_Work instructions_
Select every line containing the word "Andrew" from the material, and copy those lines.

Dataset excerpts:
-- -- --

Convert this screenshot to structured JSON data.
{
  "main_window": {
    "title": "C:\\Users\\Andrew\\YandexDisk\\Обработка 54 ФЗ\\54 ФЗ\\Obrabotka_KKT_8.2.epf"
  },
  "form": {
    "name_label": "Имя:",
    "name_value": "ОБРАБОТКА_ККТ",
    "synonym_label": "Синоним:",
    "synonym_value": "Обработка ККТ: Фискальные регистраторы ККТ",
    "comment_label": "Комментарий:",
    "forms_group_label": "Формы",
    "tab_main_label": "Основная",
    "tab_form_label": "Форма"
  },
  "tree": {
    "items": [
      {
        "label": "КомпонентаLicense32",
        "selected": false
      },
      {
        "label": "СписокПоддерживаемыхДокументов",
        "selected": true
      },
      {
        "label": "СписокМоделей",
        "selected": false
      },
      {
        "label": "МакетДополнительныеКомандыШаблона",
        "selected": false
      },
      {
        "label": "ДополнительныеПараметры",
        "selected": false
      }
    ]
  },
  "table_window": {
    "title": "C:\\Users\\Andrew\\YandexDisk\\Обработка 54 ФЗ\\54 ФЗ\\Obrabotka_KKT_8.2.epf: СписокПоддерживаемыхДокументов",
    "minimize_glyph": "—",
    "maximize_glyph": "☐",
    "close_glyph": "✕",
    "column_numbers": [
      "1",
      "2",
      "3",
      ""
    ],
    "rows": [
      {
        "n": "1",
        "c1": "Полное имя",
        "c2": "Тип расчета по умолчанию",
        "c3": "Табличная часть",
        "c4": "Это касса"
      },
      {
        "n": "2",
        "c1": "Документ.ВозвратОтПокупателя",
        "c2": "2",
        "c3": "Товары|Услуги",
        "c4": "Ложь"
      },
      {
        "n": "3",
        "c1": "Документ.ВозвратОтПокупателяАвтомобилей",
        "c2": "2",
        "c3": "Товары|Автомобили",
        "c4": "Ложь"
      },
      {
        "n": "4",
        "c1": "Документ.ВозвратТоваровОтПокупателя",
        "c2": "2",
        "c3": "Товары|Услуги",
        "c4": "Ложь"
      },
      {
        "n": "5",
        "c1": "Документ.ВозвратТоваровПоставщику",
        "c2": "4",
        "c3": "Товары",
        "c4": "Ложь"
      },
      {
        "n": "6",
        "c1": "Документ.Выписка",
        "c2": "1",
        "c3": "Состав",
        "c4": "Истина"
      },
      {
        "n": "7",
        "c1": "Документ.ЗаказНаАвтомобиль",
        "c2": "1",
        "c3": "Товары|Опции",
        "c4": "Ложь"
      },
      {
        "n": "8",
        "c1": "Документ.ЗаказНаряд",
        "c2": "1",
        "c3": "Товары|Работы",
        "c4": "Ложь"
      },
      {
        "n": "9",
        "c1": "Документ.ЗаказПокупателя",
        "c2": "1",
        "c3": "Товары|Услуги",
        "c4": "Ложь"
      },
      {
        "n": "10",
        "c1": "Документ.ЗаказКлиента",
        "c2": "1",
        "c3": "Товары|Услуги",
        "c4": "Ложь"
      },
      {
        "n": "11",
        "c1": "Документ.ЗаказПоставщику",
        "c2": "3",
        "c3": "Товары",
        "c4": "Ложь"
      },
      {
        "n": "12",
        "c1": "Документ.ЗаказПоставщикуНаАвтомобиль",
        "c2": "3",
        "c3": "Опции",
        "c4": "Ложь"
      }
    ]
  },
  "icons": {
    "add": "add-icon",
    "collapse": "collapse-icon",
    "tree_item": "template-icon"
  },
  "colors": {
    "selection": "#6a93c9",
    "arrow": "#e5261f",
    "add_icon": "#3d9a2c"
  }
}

-- -- --

_Exercise answer_
    "title": "C:\\Users\\Andrew\\YandexDisk\\Обработка 54 ФЗ\\54 ФЗ\\Obrabotka_KKT_8.2.epf"
    "title": "C:\\Users\\Andrew\\YandexDisk\\Обработка 54 ФЗ\\54 ФЗ\\Obrabotka_KKT_8.2.epf: СписокПоддерживаемыхДокументов",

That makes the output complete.